> [Short task]: Skip all pictures; return exactly the lines from the one containing "What data populates" through the end of the data.

> [Source records]:
-.-.-

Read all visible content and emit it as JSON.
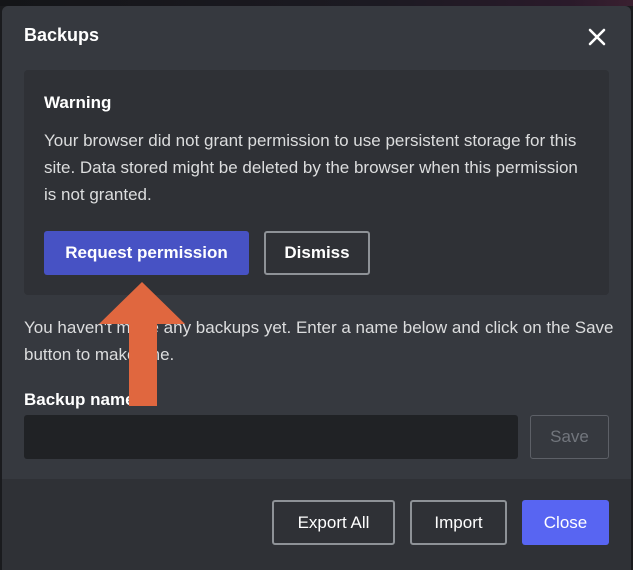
{
  "dialog": {
    "title": "Backups",
    "close_icon": "close-icon"
  },
  "warning": {
    "title": "Warning",
    "message": "Your browser did not grant permission to use persistent storage for this site. Data stored might be deleted by the browser when this permission is not granted.",
    "request_label": "Request permission",
    "dismiss_label": "Dismiss"
  },
  "backups": {
    "empty_message": "You haven't made any backups yet. Enter a name below and click on the Save button to make one.",
    "name_label": "Backup name",
    "name_value": "",
    "save_label": "Save"
  },
  "footer": {
    "export_label": "Export All",
    "import_label": "Import",
    "close_label": "Close"
  },
  "annotation": {
    "icon": "up-arrow-icon",
    "color": "#e0673f"
  },
  "colors": {
    "primary": "#5865f2",
    "primary_dark": "#4752c4",
    "surface": "#36393f",
    "surface_dark": "#2f3136"
  }
}
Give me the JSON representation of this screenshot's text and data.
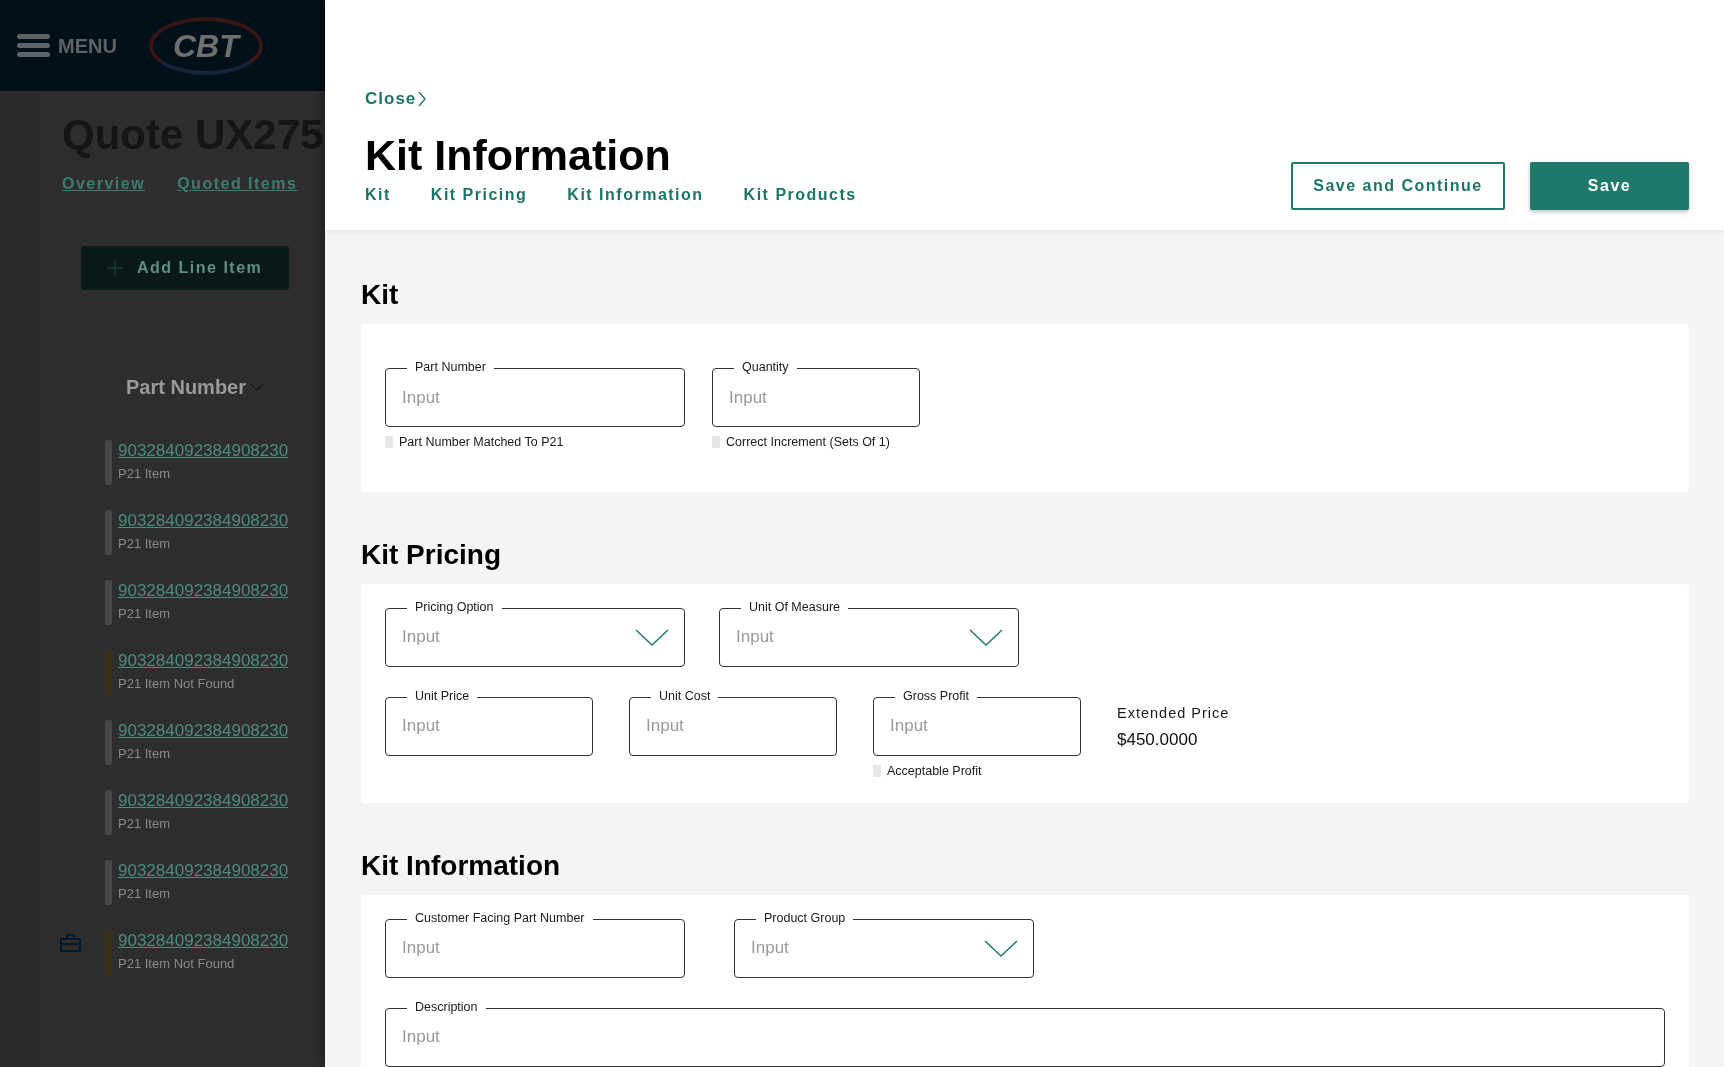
{
  "background_page": {
    "menu_label": "MENU",
    "logo": "CBT",
    "title": "Quote UX275",
    "tabs": [
      {
        "label": "Overview"
      },
      {
        "label": "Quoted Items"
      }
    ],
    "add_button": "Add Line Item",
    "column_header": "Part Number",
    "rows": [
      {
        "part_number": "903284092384908230",
        "status": "P21 Item",
        "color": "#474747",
        "kit": false
      },
      {
        "part_number": "903284092384908230",
        "status": "P21 Item",
        "color": "#474747",
        "kit": false
      },
      {
        "part_number": "903284092384908230",
        "status": "P21 Item",
        "color": "#474747",
        "kit": false
      },
      {
        "part_number": "903284092384908230",
        "status": "P21 Item Not Found",
        "color": "#3b3015",
        "kit": false
      },
      {
        "part_number": "903284092384908230",
        "status": "P21 Item",
        "color": "#474747",
        "kit": false
      },
      {
        "part_number": "903284092384908230",
        "status": "P21 Item",
        "color": "#474747",
        "kit": false
      },
      {
        "part_number": "903284092384908230",
        "status": "P21 Item",
        "color": "#474747",
        "kit": false
      },
      {
        "part_number": "903284092384908230",
        "status": "P21 Item Not Found",
        "color": "#3b3015",
        "kit": true
      }
    ]
  },
  "drawer": {
    "close": "Close",
    "title": "Kit Information",
    "tabs": [
      {
        "label": "Kit",
        "selected": false
      },
      {
        "label": "Kit Pricing",
        "selected": false
      },
      {
        "label": "Kit Information",
        "selected": false
      },
      {
        "label": "Kit Products",
        "selected": false
      }
    ],
    "buttons": [
      {
        "label": "Save and Continue",
        "kind": "outline"
      },
      {
        "label": "Save",
        "kind": "primary"
      }
    ],
    "sections": [
      {
        "title": "Kit",
        "rows": [
          [
            {
              "kind": "text",
              "label": "Part Number",
              "placeholder": "Input",
              "check": {
                "label": "Part Number Matched To P21",
                "checked": false
              }
            },
            {
              "kind": "text",
              "label": "Quantity",
              "placeholder": "Input",
              "check": {
                "label": "Correct Increment (Sets Of 1)",
                "checked": false
              }
            }
          ]
        ]
      },
      {
        "title": "Kit Pricing",
        "rows": [
          [
            {
              "kind": "select",
              "label": "Pricing Option",
              "placeholder": "Input"
            },
            {
              "kind": "select",
              "label": "Unit Of Measure",
              "placeholder": "Input"
            }
          ],
          [
            {
              "kind": "text",
              "label": "Unit Price",
              "placeholder": "Input"
            },
            {
              "kind": "text",
              "label": "Unit Cost",
              "placeholder": "Input"
            },
            {
              "kind": "text",
              "label": "Gross Profit",
              "placeholder": "Input",
              "check": {
                "label": "Acceptable Profit",
                "checked": false
              }
            },
            {
              "kind": "readout",
              "label": "Extended Price",
              "value": "$450.0000"
            }
          ]
        ]
      },
      {
        "title": "Kit Information",
        "rows": [
          [
            {
              "kind": "text",
              "label": "Customer Facing Part Number",
              "placeholder": "Input"
            },
            {
              "kind": "select",
              "label": "Product Group",
              "placeholder": "Input"
            }
          ],
          [
            {
              "kind": "text",
              "label": "Description",
              "placeholder": "Input"
            }
          ]
        ]
      }
    ]
  }
}
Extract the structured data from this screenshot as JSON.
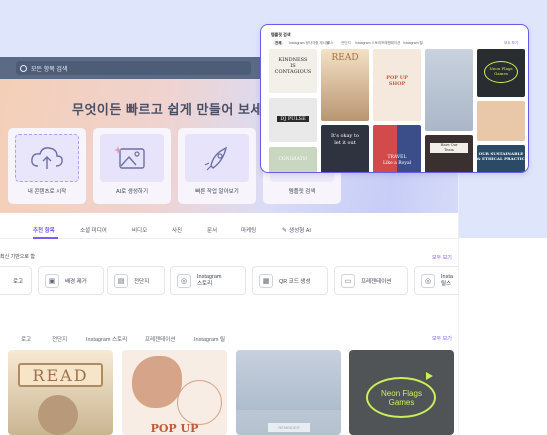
{
  "search": {
    "placeholder": "모든 항목 검색"
  },
  "hero": {
    "title": "무엇이든 빠르고 쉽게 만들어 보세",
    "tiles": [
      {
        "label": "내 콘텐츠로 시작",
        "icon": "upload-cloud-icon"
      },
      {
        "label": "AI로 생성하기",
        "icon": "image-sparkle-icon"
      },
      {
        "label": "빠른 작업 알아보기",
        "icon": "rocket-icon"
      },
      {
        "label": "템플릿 검색",
        "icon": "template-icon"
      }
    ]
  },
  "tabs": [
    "추천 항목",
    "소셜 미디어",
    "비디오",
    "사진",
    "문서",
    "마케팅",
    "생성형 AI"
  ],
  "quick_actions": {
    "title": "최신 기반으로 함",
    "more": "모두 보기",
    "chips": [
      {
        "label": "로고",
        "icon": "logo-icon"
      },
      {
        "label": "배경 제거",
        "icon": "remove-background-icon"
      },
      {
        "label": "전단지",
        "icon": "flyer-icon"
      },
      {
        "label": "Instagram\n스토리",
        "icon": "instagram-icon"
      },
      {
        "label": "QR 코드 생성",
        "icon": "qr-code-icon"
      },
      {
        "label": "프레젠테이션",
        "icon": "presentation-icon"
      },
      {
        "label": "Insta\n릴스",
        "icon": "instagram-icon"
      }
    ]
  },
  "template_filters": [
    "로고",
    "전단지",
    "Instagram 스토리",
    "프레젠테이션",
    "Instagram 릴"
  ],
  "templates_more": "모두 보기",
  "cards": [
    {
      "text": "READ"
    },
    {
      "text": "POP UP"
    },
    {
      "text": "REMINDER"
    },
    {
      "text": "Neon Flags\nGames"
    }
  ],
  "panel": {
    "title": "템플릿 검색",
    "more": "모두 보기",
    "tabs": [
      "전체",
      "Instagram 정사각형 게시물",
      "포스",
      "전단지",
      "Instagram 스토리",
      "프레젠테이션",
      "Instagram 릴"
    ],
    "thumbs": [
      {
        "text": "KINDNESS\nIS\nCONTAGIOUS"
      },
      {
        "text": "READ"
      },
      {
        "text": "POP UP\nSHOP"
      },
      {
        "text": ""
      },
      {
        "text": "Neon Flags\nGames"
      },
      {
        "text": "DJ PULSE"
      },
      {
        "text": "It's okay to\nlet it out"
      },
      {
        "text": "TRAVEL\nLike a Royal"
      },
      {
        "text": "Have Our\nTeam"
      },
      {
        "text": "OUR SUSTAINABLE\n& ETHICAL PRACTICES"
      },
      {
        "text": "CONGRATS!"
      }
    ]
  },
  "colors": {
    "accent": "#7b5cf5",
    "topbar": "#5b6b86"
  }
}
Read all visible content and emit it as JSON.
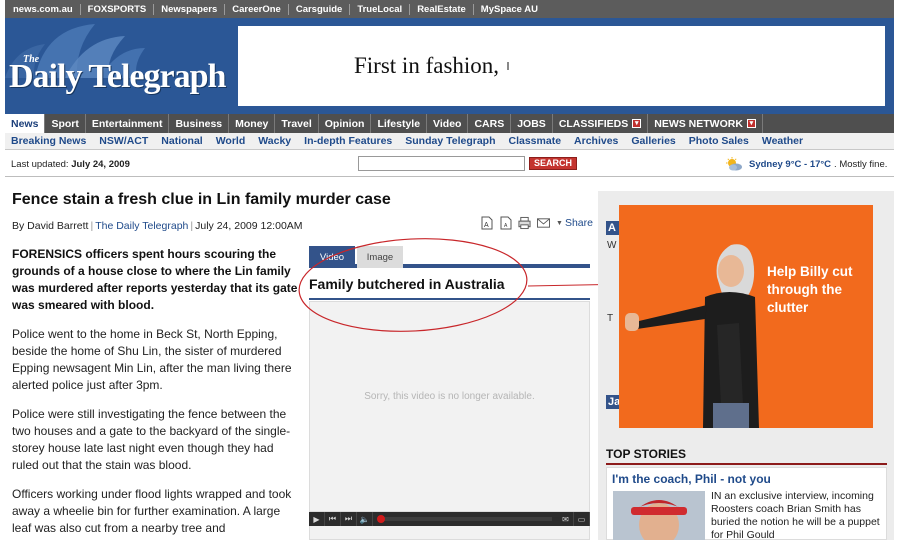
{
  "network_bar": [
    "news.com.au",
    "FOXSPORTS",
    "Newspapers",
    "CareerOne",
    "Carsguide",
    "TrueLocal",
    "RealEstate",
    "MySpace AU"
  ],
  "masthead": {
    "logo_the": "The",
    "logo_name": "Daily Telegraph",
    "banner_text": "First in fashion,"
  },
  "section_nav": [
    {
      "label": "News",
      "active": true,
      "dropdown": false
    },
    {
      "label": "Sport",
      "active": false,
      "dropdown": false
    },
    {
      "label": "Entertainment",
      "active": false,
      "dropdown": false
    },
    {
      "label": "Business",
      "active": false,
      "dropdown": false
    },
    {
      "label": "Money",
      "active": false,
      "dropdown": false
    },
    {
      "label": "Travel",
      "active": false,
      "dropdown": false
    },
    {
      "label": "Opinion",
      "active": false,
      "dropdown": false
    },
    {
      "label": "Lifestyle",
      "active": false,
      "dropdown": false
    },
    {
      "label": "Video",
      "active": false,
      "dropdown": false
    },
    {
      "label": "CARS",
      "active": false,
      "dropdown": false
    },
    {
      "label": "JOBS",
      "active": false,
      "dropdown": false
    },
    {
      "label": "CLASSIFIEDS",
      "active": false,
      "dropdown": true
    },
    {
      "label": "NEWS NETWORK",
      "active": false,
      "dropdown": true
    }
  ],
  "sub_nav": [
    "Breaking News",
    "NSW/ACT",
    "National",
    "World",
    "Wacky",
    "In-depth Features",
    "Sunday Telegraph",
    "Classmate",
    "Archives",
    "Galleries",
    "Photo Sales",
    "Weather"
  ],
  "utility": {
    "updated_label": "Last updated:",
    "updated_date": "July 24, 2009",
    "search_value": "",
    "search_button": "SEARCH",
    "weather_city": "Sydney 9°C - 17°C",
    "weather_desc": ". Mostly fine."
  },
  "article": {
    "headline": "Fence stain a fresh clue in Lin family murder case",
    "author": "By David Barrett",
    "source": "The Daily Telegraph",
    "date": "July 24, 2009 12:00AM",
    "share_label": "Share",
    "paragraphs": [
      "FORENSICS officers spent hours scouring the grounds of a house close to where the Lin family was murdered after reports yesterday that its gate was smeared with blood.",
      "Police went to the home in Beck St, North Epping, beside the home of Shu Lin, the sister of murdered Epping newsagent Min Lin, after the man living there alerted police just after 3pm.",
      "Police were still investigating the fence between the two houses and a gate to the backyard of the single-storey house late last night even though they had ruled out that the stain was blood.",
      "Officers working under flood lights wrapped and took away a wheelie bin for further examination. A large leaf was also cut from a nearby tree and"
    ]
  },
  "media": {
    "tabs": [
      "Video",
      "Image"
    ],
    "title": "Family butchered in Australia",
    "unavailable_msg": "Sorry, this video is no longer available.",
    "progress": 0,
    "annotation_color": "#c8262a"
  },
  "sidebar": {
    "peek_letters": [
      "A",
      "W",
      "T",
      "Ja"
    ],
    "ad_copy": "Help Billy cut through the clutter",
    "top_stories_heading": "TOP STORIES",
    "story": {
      "title": "I'm the coach, Phil - not you",
      "text": "IN an exclusive interview, incoming Roosters coach Brian Smith has buried the notion he will be a puppet for Phil Gould"
    }
  },
  "colors": {
    "brand_blue": "#2b5796",
    "nav_dark": "#4f4f4f",
    "link_blue": "#1f4a8a",
    "search_red": "#c4342f",
    "ad_orange": "#f26a1d"
  }
}
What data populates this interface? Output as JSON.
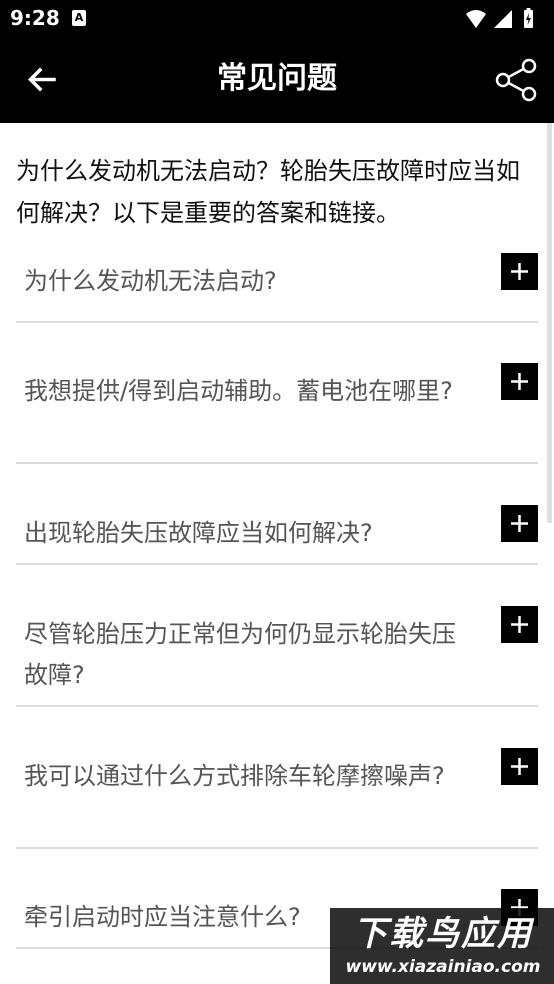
{
  "status_bar": {
    "time": "9:28",
    "notification_badge": "A",
    "icons": [
      "wifi-icon",
      "signal-icon",
      "battery-icon"
    ]
  },
  "app_bar": {
    "title": "常见问题",
    "back_icon": "arrow-left-icon",
    "share_icon": "share-icon"
  },
  "intro": "为什么发动机无法启动？轮胎失压故障时应当如何解决？以下是重要的答案和链接。",
  "faq": [
    {
      "question": "为什么发动机无法启动?"
    },
    {
      "question": "我想提供/得到启动辅助。蓄电池在哪里?"
    },
    {
      "question": "出现轮胎失压故障应当如何解决?"
    },
    {
      "question": "尽管轮胎压力正常但为何仍显示轮胎失压故障?"
    },
    {
      "question": "我可以通过什么方式排除车轮摩擦噪声?"
    },
    {
      "question": "牵引启动时应当注意什么?"
    }
  ],
  "watermark": {
    "title": "下载鸟应用",
    "url": "www.xiazainiao.com"
  },
  "colors": {
    "bar_background": "#000000",
    "bar_text": "#ffffff",
    "question_text": "#555555",
    "divider": "#dcdcdc"
  }
}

-.-.-

> [Solution for this problem]:
What data populates this interface? Output as JSON.
{
  "status_bar": {
    "time": "9:28",
    "notification_badge": "A",
    "icons": [
      "wifi-icon",
      "signal-icon",
      "battery-icon"
    ]
  },
  "app_bar": {
    "title": "常见问题",
    "back_icon": "arrow-left-icon",
    "share_icon": "share-icon"
  },
  "intro": "为什么发动机无法启动？轮胎失压故障时应当如何解决？以下是重要的答案和链接。",
  "faq": [
    {
      "question": "为什么发动机无法启动?"
    },
    {
      "question": "我想提供/得到启动辅助。蓄电池在哪里?"
    },
    {
      "question": "出现轮胎失压故障应当如何解决?"
    },
    {
      "question": "尽管轮胎压力正常但为何仍显示轮胎失压故障?"
    },
    {
      "question": "我可以通过什么方式排除车轮摩擦噪声?"
    },
    {
      "question": "牵引启动时应当注意什么?"
    }
  ],
  "watermark": {
    "title": "下载鸟应用",
    "url": "www.xiazainiao.com"
  },
  "colors": {
    "bar_background": "#000000",
    "bar_text": "#ffffff",
    "question_text": "#555555",
    "divider": "#dcdcdc"
  }
}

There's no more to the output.